[begin Data entries]

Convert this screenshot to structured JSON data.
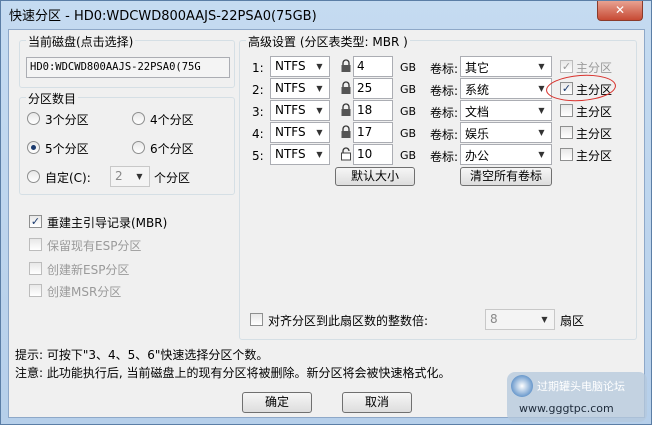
{
  "window": {
    "title": "快速分区 - HD0:WDCWD800AAJS-22PSA0(75GB)",
    "close_symbol": "✕"
  },
  "disk": {
    "label": "当前磁盘(点击选择)",
    "value": "HD0:WDCWD800AAJS-22PSA0(75G"
  },
  "partition_count": {
    "label": "分区数目",
    "options": [
      "3个分区",
      "4个分区",
      "5个分区",
      "6个分区"
    ],
    "selected": "5个分区",
    "custom_label": "自定(C):",
    "custom_value": "2",
    "custom_suffix": "个分区"
  },
  "mbr": {
    "rebuild_label": "重建主引导记录(MBR)",
    "keep_esp_label": "保留现有ESP分区",
    "create_esp_label": "创建新ESP分区",
    "create_msr_label": "创建MSR分区"
  },
  "advanced": {
    "label": "高级设置 (分区表类型: MBR )",
    "volume_label_text": "卷标:",
    "primary_label": "主分区",
    "unit": "GB",
    "rows": [
      {
        "index": "1:",
        "fs": "NTFS",
        "size": "4",
        "name": "其它",
        "primary": true,
        "primary_enabled": false
      },
      {
        "index": "2:",
        "fs": "NTFS",
        "size": "25",
        "name": "系统",
        "primary": true,
        "primary_enabled": true
      },
      {
        "index": "3:",
        "fs": "NTFS",
        "size": "18",
        "name": "文档",
        "primary": false,
        "primary_enabled": true
      },
      {
        "index": "4:",
        "fs": "NTFS",
        "size": "17",
        "name": "娱乐",
        "primary": false,
        "primary_enabled": true
      },
      {
        "index": "5:",
        "fs": "NTFS",
        "size": "10",
        "name": "办公",
        "primary": false,
        "primary_enabled": true
      }
    ],
    "default_size_button": "默认大小",
    "clear_labels_button": "清空所有卷标",
    "align_label": "对齐分区到此扇区数的整数倍:",
    "align_value": "8",
    "align_unit": "扇区"
  },
  "hints": {
    "line1": "提示: 可按下\"3、4、5、6\"快速选择分区个数。",
    "line2": "注意: 此功能执行后, 当前磁盘上的现有分区将被删除。新分区将会被快速格式化。"
  },
  "buttons": {
    "ok": "确定",
    "cancel": "取消"
  },
  "watermark": {
    "text": "过期罐头电脑论坛",
    "url": "www.gggtpc.com"
  },
  "colors": {
    "annotation": "#d8302b",
    "selection": "#1a3a6e"
  }
}
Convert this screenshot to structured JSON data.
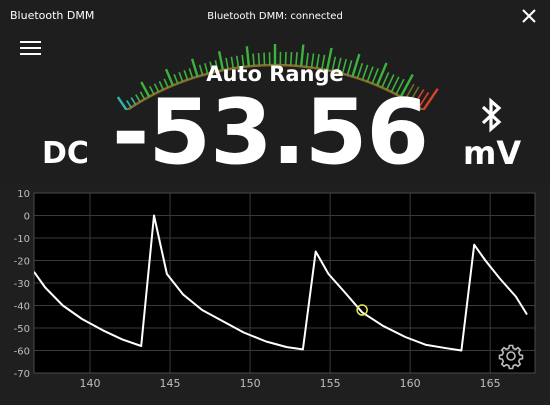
{
  "window": {
    "title": "Bluetooth DMM",
    "status": "Bluetooth DMM: connected"
  },
  "icons": {
    "close": "close-icon",
    "menu": "hamburger-menu-icon",
    "bluetooth": "bluetooth-icon",
    "settings": "gear-icon"
  },
  "meter": {
    "range_mode": "Auto Range",
    "reading": "-53.56",
    "mode": "DC",
    "unit": "mV",
    "gauge_level": 0.92
  },
  "colors": {
    "background": "#1e1e1e",
    "plot_background": "#000000",
    "trace": "#ffffff",
    "cursor": "#e6e65a",
    "gauge_low": "#2fb8a6",
    "gauge_mid": "#3db33d",
    "gauge_high": "#d9432b"
  },
  "chart_data": {
    "type": "line",
    "xlim": [
      136.5,
      167.8
    ],
    "ylim": [
      -70,
      10
    ],
    "x_ticks": [
      140,
      145,
      150,
      155,
      160,
      165
    ],
    "y_ticks": [
      10,
      0,
      -10,
      -20,
      -30,
      -40,
      -50,
      -60,
      -70
    ],
    "grid": true,
    "series": [
      {
        "x": [
          136.5,
          137.2,
          138.3,
          139.5,
          140.8,
          142.0,
          143.2,
          144.0,
          144.8,
          145.8,
          147.0,
          148.3,
          149.6,
          151.0,
          152.3,
          153.3,
          154.1,
          154.9,
          155.9,
          157.0,
          158.3,
          159.7,
          161.0,
          162.3,
          163.2,
          164.0,
          164.7,
          165.6,
          166.6,
          167.3
        ],
        "y": [
          -25,
          -32,
          -40,
          -46,
          -51,
          -55,
          -58,
          0,
          -26,
          -35,
          -42,
          -47,
          -52,
          -56,
          -58.5,
          -59.5,
          -16,
          -26,
          -34,
          -43,
          -49,
          -54,
          -57.5,
          -59,
          -60,
          -13,
          -20,
          -28,
          -36,
          -44
        ]
      }
    ],
    "cursor_point": [
      157.0,
      -42
    ]
  }
}
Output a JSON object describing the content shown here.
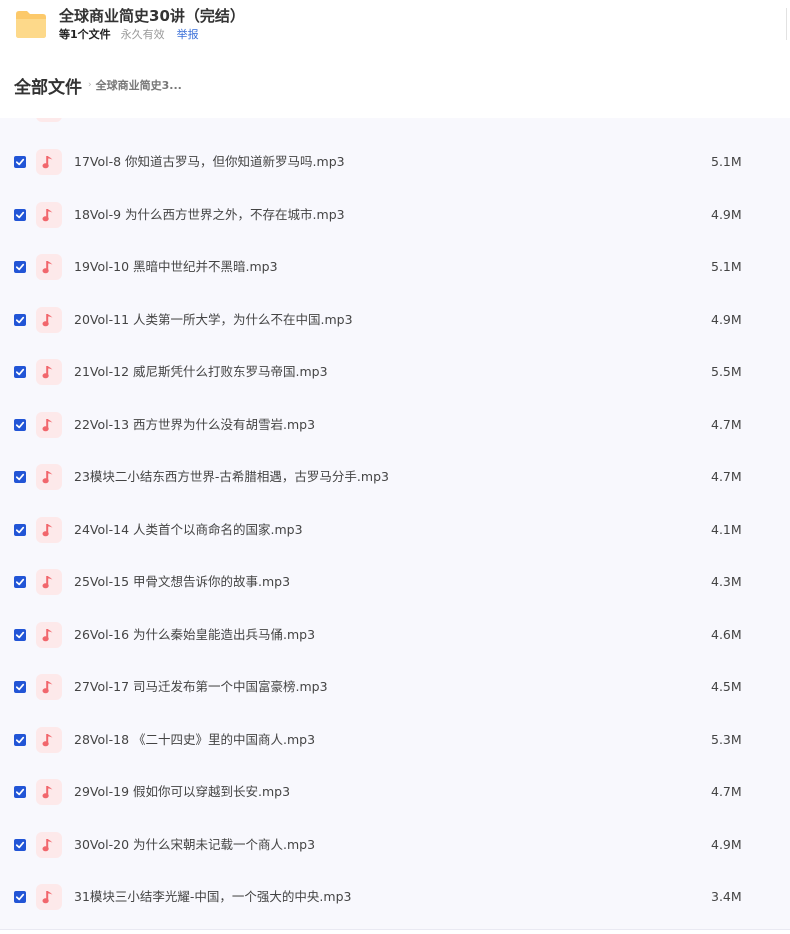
{
  "share": {
    "title": "全球商业简史30讲（完结）",
    "file_count": "等1个文件",
    "validity": "永久有效",
    "report_label": "举报"
  },
  "breadcrumb": {
    "root": "全部文件",
    "separator": "›",
    "current": "全球商业简史3..."
  },
  "icons": {
    "folder": "folder-icon",
    "music": "music-note-icon",
    "checkbox": "checkbox-checked-icon"
  },
  "colors": {
    "checkbox": "#2255d6",
    "music_badge_bg": "#fde9ea",
    "music_note": "#f1666c",
    "folder": "#fcc96a",
    "report_link": "#3a6fd8",
    "list_bg": "#f8f8fd"
  },
  "files": [
    {
      "name": "17Vol-8 你知道古罗马，但你知道新罗马吗.mp3",
      "size": "5.1M",
      "checked": true
    },
    {
      "name": "18Vol-9 为什么西方世界之外，不存在城市.mp3",
      "size": "4.9M",
      "checked": true
    },
    {
      "name": "19Vol-10 黑暗中世纪并不黑暗.mp3",
      "size": "5.1M",
      "checked": true
    },
    {
      "name": "20Vol-11 人类第一所大学，为什么不在中国.mp3",
      "size": "4.9M",
      "checked": true
    },
    {
      "name": "21Vol-12 威尼斯凭什么打败东罗马帝国.mp3",
      "size": "5.5M",
      "checked": true
    },
    {
      "name": "22Vol-13 西方世界为什么没有胡雪岩.mp3",
      "size": "4.7M",
      "checked": true
    },
    {
      "name": "23模块二小结东西方世界-古希腊相遇，古罗马分手.mp3",
      "size": "4.7M",
      "checked": true
    },
    {
      "name": "24Vol-14 人类首个以商命名的国家.mp3",
      "size": "4.1M",
      "checked": true
    },
    {
      "name": "25Vol-15 甲骨文想告诉你的故事.mp3",
      "size": "4.3M",
      "checked": true
    },
    {
      "name": "26Vol-16 为什么秦始皇能造出兵马俑.mp3",
      "size": "4.6M",
      "checked": true
    },
    {
      "name": "27Vol-17 司马迁发布第一个中国富豪榜.mp3",
      "size": "4.5M",
      "checked": true
    },
    {
      "name": "28Vol-18 《二十四史》里的中国商人.mp3",
      "size": "5.3M",
      "checked": true
    },
    {
      "name": "29Vol-19 假如你可以穿越到长安.mp3",
      "size": "4.7M",
      "checked": true
    },
    {
      "name": "30Vol-20 为什么宋朝未记载一个商人.mp3",
      "size": "4.9M",
      "checked": true
    },
    {
      "name": "31模块三小结李光耀-中国，一个强大的中央.mp3",
      "size": "3.4M",
      "checked": true
    }
  ]
}
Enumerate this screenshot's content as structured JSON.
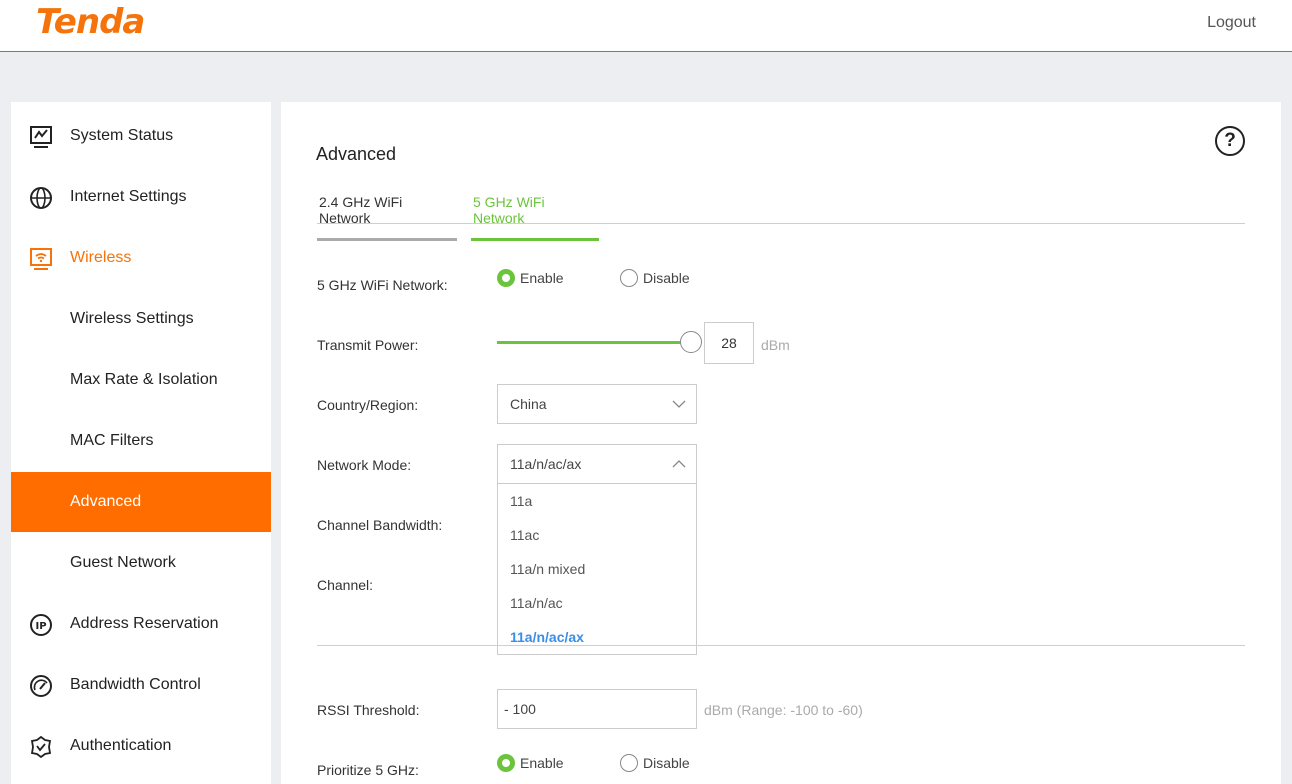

[end Data entries]

* [Requirement] Retype each record exactly as it stands, but do not include the pictures.

* [Answer for this exercise]
Convert this screenshot to structured JSON data.
{
  "window": {
    "title": "快速分区 - HD0:WDCWD800AAJS-22PSA0(75GB)",
    "close_symbol": "✕"
  },
  "disk": {
    "label": "当前磁盘(点击选择)",
    "value": "HD0:WDCWD800AAJS-22PSA0(75G"
  },
  "partition_count": {
    "label": "分区数目",
    "options": [
      "3个分区",
      "4个分区",
      "5个分区",
      "6个分区"
    ],
    "selected": "5个分区",
    "custom_label": "自定(C):",
    "custom_value": "2",
    "custom_suffix": "个分区"
  },
  "mbr": {
    "rebuild_label": "重建主引导记录(MBR)",
    "keep_esp_label": "保留现有ESP分区",
    "create_esp_label": "创建新ESP分区",
    "create_msr_label": "创建MSR分区"
  },
  "advanced": {
    "label": "高级设置 (分区表类型: MBR )",
    "volume_label_text": "卷标:",
    "primary_label": "主分区",
    "unit": "GB",
    "rows": [
      {
        "index": "1:",
        "fs": "NTFS",
        "size": "4",
        "name": "其它",
        "primary": true,
        "primary_enabled": false
      },
      {
        "index": "2:",
        "fs": "NTFS",
        "size": "25",
        "name": "系统",
        "primary": true,
        "primary_enabled": true
      },
      {
        "index": "3:",
        "fs": "NTFS",
        "size": "18",
        "name": "文档",
        "primary": false,
        "primary_enabled": true
      },
      {
        "index": "4:",
        "fs": "NTFS",
        "size": "17",
        "name": "娱乐",
        "primary": false,
        "primary_enabled": true
      },
      {
        "index": "5:",
        "fs": "NTFS",
        "size": "10",
        "name": "办公",
        "primary": false,
        "primary_enabled": true
      }
    ],
    "default_size_button": "默认大小",
    "clear_labels_button": "清空所有卷标",
    "align_label": "对齐分区到此扇区数的整数倍:",
    "align_value": "8",
    "align_unit": "扇区"
  },
  "hints": {
    "line1": "提示: 可按下\"3、4、5、6\"快速选择分区个数。",
    "line2": "注意: 此功能执行后, 当前磁盘上的现有分区将被删除。新分区将会被快速格式化。"
  },
  "buttons": {
    "ok": "确定",
    "cancel": "取消"
  },
  "watermark": {
    "text": "过期罐头电脑论坛",
    "url": "www.gggtpc.com"
  },
  "colors": {
    "annotation": "#d8302b",
    "selection": "#1a3a6e"
  }
}
Convert this screenshot to structured JSON data.
{
  "window": {
    "title": "Bluetooth DMM",
    "status": "Bluetooth DMM: connected"
  },
  "icons": {
    "close": "close-icon",
    "menu": "hamburger-menu-icon",
    "bluetooth": "bluetooth-icon",
    "settings": "gear-icon"
  },
  "meter": {
    "range_mode": "Auto Range",
    "reading": "-53.56",
    "mode": "DC",
    "unit": "mV",
    "gauge_level": 0.92
  },
  "colors": {
    "background": "#1e1e1e",
    "plot_background": "#000000",
    "trace": "#ffffff",
    "cursor": "#e6e65a",
    "gauge_low": "#2fb8a6",
    "gauge_mid": "#3db33d",
    "gauge_high": "#d9432b"
  },
  "chart_data": {
    "type": "line",
    "xlim": [
      136.5,
      167.8
    ],
    "ylim": [
      -70,
      10
    ],
    "x_ticks": [
      140,
      145,
      150,
      155,
      160,
      165
    ],
    "y_ticks": [
      10,
      0,
      -10,
      -20,
      -30,
      -40,
      -50,
      -60,
      -70
    ],
    "grid": true,
    "series": [
      {
        "x": [
          136.5,
          137.2,
          138.3,
          139.5,
          140.8,
          142.0,
          143.2,
          144.0,
          144.8,
          145.8,
          147.0,
          148.3,
          149.6,
          151.0,
          152.3,
          153.3,
          154.1,
          154.9,
          155.9,
          157.0,
          158.3,
          159.7,
          161.0,
          162.3,
          163.2,
          164.0,
          164.7,
          165.6,
          166.6,
          167.3
        ],
        "y": [
          -25,
          -32,
          -40,
          -46,
          -51,
          -55,
          -58,
          0,
          -26,
          -35,
          -42,
          -47,
          -52,
          -56,
          -58.5,
          -59.5,
          -16,
          -26,
          -34,
          -43,
          -49,
          -54,
          -57.5,
          -59,
          -60,
          -13,
          -20,
          -28,
          -36,
          -44
        ]
      }
    ],
    "cursor_point": [
      157.0,
      -42
    ]
  }
}
Output a JSON object describing the content shown here.
{
  "share": {
    "title": "全球商业简史30讲（完结）",
    "file_count": "等1个文件",
    "validity": "永久有效",
    "report_label": "举报"
  },
  "breadcrumb": {
    "root": "全部文件",
    "separator": "›",
    "current": "全球商业简史3..."
  },
  "icons": {
    "folder": "folder-icon",
    "music": "music-note-icon",
    "checkbox": "checkbox-checked-icon"
  },
  "colors": {
    "checkbox": "#2255d6",
    "music_badge_bg": "#fde9ea",
    "music_note": "#f1666c",
    "folder": "#fcc96a",
    "report_link": "#3a6fd8",
    "list_bg": "#f8f8fd"
  },
  "files": [
    {
      "name": "17Vol-8 你知道古罗马，但你知道新罗马吗.mp3",
      "size": "5.1M",
      "checked": true
    },
    {
      "name": "18Vol-9 为什么西方世界之外，不存在城市.mp3",
      "size": "4.9M",
      "checked": true
    },
    {
      "name": "19Vol-10 黑暗中世纪并不黑暗.mp3",
      "size": "5.1M",
      "checked": true
    },
    {
      "name": "20Vol-11 人类第一所大学，为什么不在中国.mp3",
      "size": "4.9M",
      "checked": true
    },
    {
      "name": "21Vol-12 威尼斯凭什么打败东罗马帝国.mp3",
      "size": "5.5M",
      "checked": true
    },
    {
      "name": "22Vol-13 西方世界为什么没有胡雪岩.mp3",
      "size": "4.7M",
      "checked": true
    },
    {
      "name": "23模块二小结东西方世界-古希腊相遇，古罗马分手.mp3",
      "size": "4.7M",
      "checked": true
    },
    {
      "name": "24Vol-14 人类首个以商命名的国家.mp3",
      "size": "4.1M",
      "checked": true
    },
    {
      "name": "25Vol-15 甲骨文想告诉你的故事.mp3",
      "size": "4.3M",
      "checked": true
    },
    {
      "name": "26Vol-16 为什么秦始皇能造出兵马俑.mp3",
      "size": "4.6M",
      "checked": true
    },
    {
      "name": "27Vol-17 司马迁发布第一个中国富豪榜.mp3",
      "size": "4.5M",
      "checked": true
    },
    {
      "name": "28Vol-18 《二十四史》里的中国商人.mp3",
      "size": "5.3M",
      "checked": true
    },
    {
      "name": "29Vol-19 假如你可以穿越到长安.mp3",
      "size": "4.7M",
      "checked": true
    },
    {
      "name": "30Vol-20 为什么宋朝未记载一个商人.mp3",
      "size": "4.9M",
      "checked": true
    },
    {
      "name": "31模块三小结李光耀-中国，一个强大的中央.mp3",
      "size": "3.4M",
      "checked": true
    }
  ]
}
Enumerate this screenshot's content as structured JSON.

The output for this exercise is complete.